• **GIVEN INSTRUCTION**: Present the following entries again, word for word and in full.

Records about charts and figures:
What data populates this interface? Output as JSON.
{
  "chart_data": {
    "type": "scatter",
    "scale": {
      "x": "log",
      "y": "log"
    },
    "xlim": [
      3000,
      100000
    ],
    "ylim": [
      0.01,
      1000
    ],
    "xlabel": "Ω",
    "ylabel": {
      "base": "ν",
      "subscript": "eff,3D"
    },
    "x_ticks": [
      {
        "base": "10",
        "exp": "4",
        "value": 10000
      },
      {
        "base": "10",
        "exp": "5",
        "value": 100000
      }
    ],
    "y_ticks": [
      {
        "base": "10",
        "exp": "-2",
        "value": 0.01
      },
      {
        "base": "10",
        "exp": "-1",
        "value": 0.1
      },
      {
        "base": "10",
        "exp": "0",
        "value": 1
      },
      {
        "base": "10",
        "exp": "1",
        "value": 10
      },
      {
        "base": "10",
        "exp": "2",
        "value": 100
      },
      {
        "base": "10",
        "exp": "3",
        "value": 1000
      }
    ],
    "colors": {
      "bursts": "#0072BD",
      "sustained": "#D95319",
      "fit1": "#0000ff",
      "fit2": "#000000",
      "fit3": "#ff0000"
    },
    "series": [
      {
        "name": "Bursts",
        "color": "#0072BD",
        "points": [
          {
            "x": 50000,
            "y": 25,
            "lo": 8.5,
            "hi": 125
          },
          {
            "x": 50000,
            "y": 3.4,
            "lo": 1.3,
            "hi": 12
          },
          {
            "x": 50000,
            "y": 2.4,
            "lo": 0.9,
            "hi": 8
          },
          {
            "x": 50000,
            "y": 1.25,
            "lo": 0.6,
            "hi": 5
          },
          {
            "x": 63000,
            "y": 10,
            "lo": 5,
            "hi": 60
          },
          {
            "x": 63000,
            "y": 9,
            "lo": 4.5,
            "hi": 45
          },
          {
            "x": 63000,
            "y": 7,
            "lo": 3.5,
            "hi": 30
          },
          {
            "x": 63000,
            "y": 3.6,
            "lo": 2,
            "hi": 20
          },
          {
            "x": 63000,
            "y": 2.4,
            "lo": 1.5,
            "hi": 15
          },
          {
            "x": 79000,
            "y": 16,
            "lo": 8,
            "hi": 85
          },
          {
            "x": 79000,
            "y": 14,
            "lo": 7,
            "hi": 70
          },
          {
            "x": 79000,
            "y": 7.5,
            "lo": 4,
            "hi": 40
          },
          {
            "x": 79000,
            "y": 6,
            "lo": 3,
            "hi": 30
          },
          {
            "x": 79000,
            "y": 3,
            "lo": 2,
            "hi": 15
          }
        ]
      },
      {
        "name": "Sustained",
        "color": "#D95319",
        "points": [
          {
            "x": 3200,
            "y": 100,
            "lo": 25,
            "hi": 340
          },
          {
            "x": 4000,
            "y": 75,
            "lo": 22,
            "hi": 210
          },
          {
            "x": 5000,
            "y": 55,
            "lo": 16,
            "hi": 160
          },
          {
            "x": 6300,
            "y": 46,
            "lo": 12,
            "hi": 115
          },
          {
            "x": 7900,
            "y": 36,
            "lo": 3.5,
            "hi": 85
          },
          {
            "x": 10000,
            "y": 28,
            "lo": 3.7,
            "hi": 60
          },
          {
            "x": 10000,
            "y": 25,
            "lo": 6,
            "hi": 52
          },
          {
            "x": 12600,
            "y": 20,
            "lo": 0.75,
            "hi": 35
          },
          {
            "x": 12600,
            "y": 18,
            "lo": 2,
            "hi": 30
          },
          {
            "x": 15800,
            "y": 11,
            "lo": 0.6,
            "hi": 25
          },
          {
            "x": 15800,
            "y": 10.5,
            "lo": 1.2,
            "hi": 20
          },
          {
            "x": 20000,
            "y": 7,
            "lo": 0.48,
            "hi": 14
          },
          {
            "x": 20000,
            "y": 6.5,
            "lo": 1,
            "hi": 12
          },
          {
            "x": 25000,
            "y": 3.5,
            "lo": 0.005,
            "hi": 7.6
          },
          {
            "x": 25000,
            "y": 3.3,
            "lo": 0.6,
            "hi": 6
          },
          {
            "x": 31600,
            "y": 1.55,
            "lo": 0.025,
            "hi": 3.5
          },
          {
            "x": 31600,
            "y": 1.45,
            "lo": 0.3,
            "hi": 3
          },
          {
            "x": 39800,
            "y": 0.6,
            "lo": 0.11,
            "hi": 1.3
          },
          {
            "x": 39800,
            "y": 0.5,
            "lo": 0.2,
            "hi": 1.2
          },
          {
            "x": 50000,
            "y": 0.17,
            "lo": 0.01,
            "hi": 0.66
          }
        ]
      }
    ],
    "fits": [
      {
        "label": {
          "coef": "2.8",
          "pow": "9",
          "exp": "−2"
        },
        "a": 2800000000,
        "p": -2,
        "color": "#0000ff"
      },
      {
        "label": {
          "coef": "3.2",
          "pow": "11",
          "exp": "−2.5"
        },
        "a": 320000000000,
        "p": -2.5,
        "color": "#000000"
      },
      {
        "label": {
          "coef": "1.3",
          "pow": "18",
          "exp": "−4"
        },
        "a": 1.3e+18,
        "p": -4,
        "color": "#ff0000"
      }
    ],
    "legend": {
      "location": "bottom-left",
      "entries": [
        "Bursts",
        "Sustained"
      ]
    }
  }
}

• **REPLY TO THE TASK**:
What data populates this interface? Output as JSON.
{
  "chart_data": {
    "type": "scatter",
    "scale": {
      "x": "log",
      "y": "log"
    },
    "xlim": [
      3000,
      100000
    ],
    "ylim": [
      0.01,
      1000
    ],
    "xlabel": "Ω",
    "ylabel": {
      "base": "ν",
      "subscript": "eff,3D"
    },
    "x_ticks": [
      {
        "base": "10",
        "exp": "4",
        "value": 10000
      },
      {
        "base": "10",
        "exp": "5",
        "value": 100000
      }
    ],
    "y_ticks": [
      {
        "base": "10",
        "exp": "-2",
        "value": 0.01
      },
      {
        "base": "10",
        "exp": "-1",
        "value": 0.1
      },
      {
        "base": "10",
        "exp": "0",
        "value": 1
      },
      {
        "base": "10",
        "exp": "1",
        "value": 10
      },
      {
        "base": "10",
        "exp": "2",
        "value": 100
      },
      {
        "base": "10",
        "exp": "3",
        "value": 1000
      }
    ],
    "colors": {
      "bursts": "#0072BD",
      "sustained": "#D95319",
      "fit1": "#0000ff",
      "fit2": "#000000",
      "fit3": "#ff0000"
    },
    "series": [
      {
        "name": "Bursts",
        "color": "#0072BD",
        "points": [
          {
            "x": 50000,
            "y": 25,
            "lo": 8.5,
            "hi": 125
          },
          {
            "x": 50000,
            "y": 3.4,
            "lo": 1.3,
            "hi": 12
          },
          {
            "x": 50000,
            "y": 2.4,
            "lo": 0.9,
            "hi": 8
          },
          {
            "x": 50000,
            "y": 1.25,
            "lo": 0.6,
            "hi": 5
          },
          {
            "x": 63000,
            "y": 10,
            "lo": 5,
            "hi": 60
          },
          {
            "x": 63000,
            "y": 9,
            "lo": 4.5,
            "hi": 45
          },
          {
            "x": 63000,
            "y": 7,
            "lo": 3.5,
            "hi": 30
          },
          {
            "x": 63000,
            "y": 3.6,
            "lo": 2,
            "hi": 20
          },
          {
            "x": 63000,
            "y": 2.4,
            "lo": 1.5,
            "hi": 15
          },
          {
            "x": 79000,
            "y": 16,
            "lo": 8,
            "hi": 85
          },
          {
            "x": 79000,
            "y": 14,
            "lo": 7,
            "hi": 70
          },
          {
            "x": 79000,
            "y": 7.5,
            "lo": 4,
            "hi": 40
          },
          {
            "x": 79000,
            "y": 6,
            "lo": 3,
            "hi": 30
          },
          {
            "x": 79000,
            "y": 3,
            "lo": 2,
            "hi": 15
          }
        ]
      },
      {
        "name": "Sustained",
        "color": "#D95319",
        "points": [
          {
            "x": 3200,
            "y": 100,
            "lo": 25,
            "hi": 340
          },
          {
            "x": 4000,
            "y": 75,
            "lo": 22,
            "hi": 210
          },
          {
            "x": 5000,
            "y": 55,
            "lo": 16,
            "hi": 160
          },
          {
            "x": 6300,
            "y": 46,
            "lo": 12,
            "hi": 115
          },
          {
            "x": 7900,
            "y": 36,
            "lo": 3.5,
            "hi": 85
          },
          {
            "x": 10000,
            "y": 28,
            "lo": 3.7,
            "hi": 60
          },
          {
            "x": 10000,
            "y": 25,
            "lo": 6,
            "hi": 52
          },
          {
            "x": 12600,
            "y": 20,
            "lo": 0.75,
            "hi": 35
          },
          {
            "x": 12600,
            "y": 18,
            "lo": 2,
            "hi": 30
          },
          {
            "x": 15800,
            "y": 11,
            "lo": 0.6,
            "hi": 25
          },
          {
            "x": 15800,
            "y": 10.5,
            "lo": 1.2,
            "hi": 20
          },
          {
            "x": 20000,
            "y": 7,
            "lo": 0.48,
            "hi": 14
          },
          {
            "x": 20000,
            "y": 6.5,
            "lo": 1,
            "hi": 12
          },
          {
            "x": 25000,
            "y": 3.5,
            "lo": 0.005,
            "hi": 7.6
          },
          {
            "x": 25000,
            "y": 3.3,
            "lo": 0.6,
            "hi": 6
          },
          {
            "x": 31600,
            "y": 1.55,
            "lo": 0.025,
            "hi": 3.5
          },
          {
            "x": 31600,
            "y": 1.45,
            "lo": 0.3,
            "hi": 3
          },
          {
            "x": 39800,
            "y": 0.6,
            "lo": 0.11,
            "hi": 1.3
          },
          {
            "x": 39800,
            "y": 0.5,
            "lo": 0.2,
            "hi": 1.2
          },
          {
            "x": 50000,
            "y": 0.17,
            "lo": 0.01,
            "hi": 0.66
          }
        ]
      }
    ],
    "fits": [
      {
        "label": {
          "coef": "2.8",
          "pow": "9",
          "exp": "−2"
        },
        "a": 2800000000,
        "p": -2,
        "color": "#0000ff"
      },
      {
        "label": {
          "coef": "3.2",
          "pow": "11",
          "exp": "−2.5"
        },
        "a": 320000000000,
        "p": -2.5,
        "color": "#000000"
      },
      {
        "label": {
          "coef": "1.3",
          "pow": "18",
          "exp": "−4"
        },
        "a": 1.3e+18,
        "p": -4,
        "color": "#ff0000"
      }
    ],
    "legend": {
      "location": "bottom-left",
      "entries": [
        "Bursts",
        "Sustained"
      ]
    }
  }
}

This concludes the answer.